(Dataset excerpt)
###

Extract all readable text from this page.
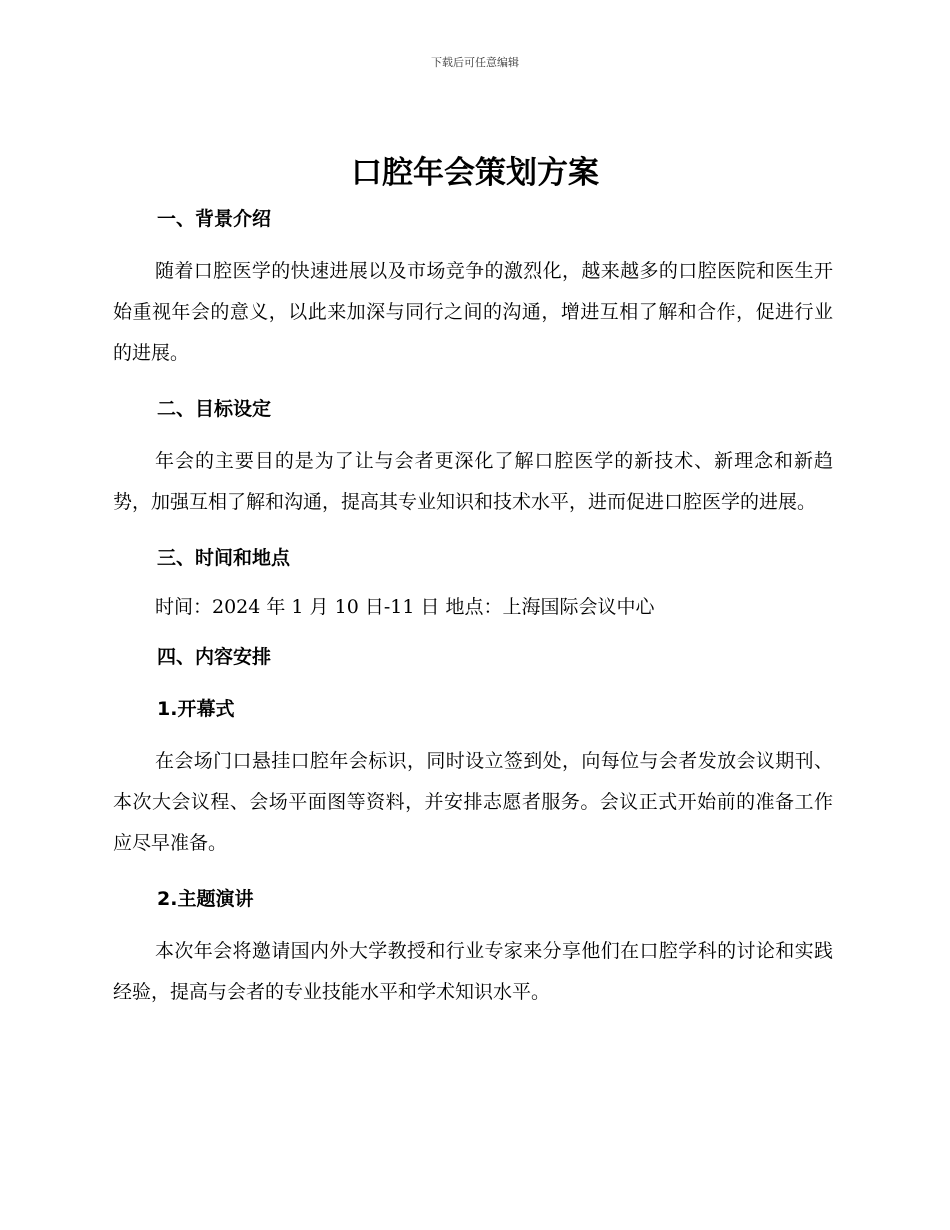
下载后可任意编辑
口腔年会策划方案
一、背景介绍

随着口腔医学的快速进展以及市场竞争的激烈化，越来越多的口腔医院和医生开始重视年会的意义，以此来加深与同行之间的沟通，增进互相了解和合作，促进行业的进展。

二、目标设定

年会的主要目的是为了让与会者更深化了解口腔医学的新技术、新理念和新趋势，加强互相了解和沟通，提高其专业知识和技术水平，进而促进口腔医学的进展。

三、时间和地点

时间：2024 年 1 月 10 日-11 日 地点：上海国际会议中心

四、内容安排
1.开幕式

在会场门口悬挂口腔年会标识，同时设立签到处，向每位与会者发放会议期刊、本次大会议程、会场平面图等资料，并安排志愿者服务。会议正式开始前的准备工作应尽早准备。

2.主题演讲

本次年会将邀请国内外大学教授和行业专家来分享他们在口腔学科的讨论和实践经验，提高与会者的专业技能水平和学术知识水平。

###

■ Direction:
Retype the whole listing exactly and leave the pictures out.

■ Correct response:
Extract all readable text from this page.
下载后可任意编辑
口腔年会策划方案
一、背景介绍

随着口腔医学的快速进展以及市场竞争的激烈化，越来越多的口腔医院和医生开始重视年会的意义，以此来加深与同行之间的沟通，增进互相了解和合作，促进行业的进展。

二、目标设定

年会的主要目的是为了让与会者更深化了解口腔医学的新技术、新理念和新趋势，加强互相了解和沟通，提高其专业知识和技术水平，进而促进口腔医学的进展。

三、时间和地点

时间：2024 年 1 月 10 日-11 日 地点：上海国际会议中心

四、内容安排
1.开幕式

在会场门口悬挂口腔年会标识，同时设立签到处，向每位与会者发放会议期刊、本次大会议程、会场平面图等资料，并安排志愿者服务。会议正式开始前的准备工作应尽早准备。

2.主题演讲

本次年会将邀请国内外大学教授和行业专家来分享他们在口腔学科的讨论和实践经验，提高与会者的专业技能水平和学术知识水平。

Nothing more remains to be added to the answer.